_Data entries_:
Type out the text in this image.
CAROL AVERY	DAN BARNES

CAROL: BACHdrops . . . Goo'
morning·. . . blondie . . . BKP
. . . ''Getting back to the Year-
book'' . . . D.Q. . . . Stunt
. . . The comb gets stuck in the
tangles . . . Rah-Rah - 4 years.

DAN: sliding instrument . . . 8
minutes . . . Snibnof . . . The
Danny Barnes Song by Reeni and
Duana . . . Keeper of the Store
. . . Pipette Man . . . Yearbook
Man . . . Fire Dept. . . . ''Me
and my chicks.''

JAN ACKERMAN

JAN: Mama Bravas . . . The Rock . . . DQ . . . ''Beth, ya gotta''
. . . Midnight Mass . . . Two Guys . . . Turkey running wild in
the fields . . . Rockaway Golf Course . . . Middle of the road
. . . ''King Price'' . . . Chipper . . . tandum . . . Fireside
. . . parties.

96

_Work to do_: Retype the listing above in full, with no alterations.

_Expected output_:
Type out the text in this image.
CAROL AVERY	DAN BARNES

CAROL: BACHdrops . . . Goo'
morning·. . . blondie . . . BKP
. . . ''Getting back to the Year-
book'' . . . D.Q. . . . Stunt
. . . The comb gets stuck in the
tangles . . . Rah-Rah - 4 years.

DAN: sliding instrument . . . 8
minutes . . . Snibnof . . . The
Danny Barnes Song by Reeni and
Duana . . . Keeper of the Store
. . . Pipette Man . . . Yearbook
Man . . . Fire Dept. . . . ''Me
and my chicks.''

JAN ACKERMAN

JAN: Mama Bravas . . . The Rock . . . DQ . . . ''Beth, ya gotta''
. . . Midnight Mass . . . Two Guys . . . Turkey running wild in
the fields . . . Rockaway Golf Course . . . Middle of the road
. . . ''King Price'' . . . Chipper . . . tandum . . . Fireside
. . . parties.

96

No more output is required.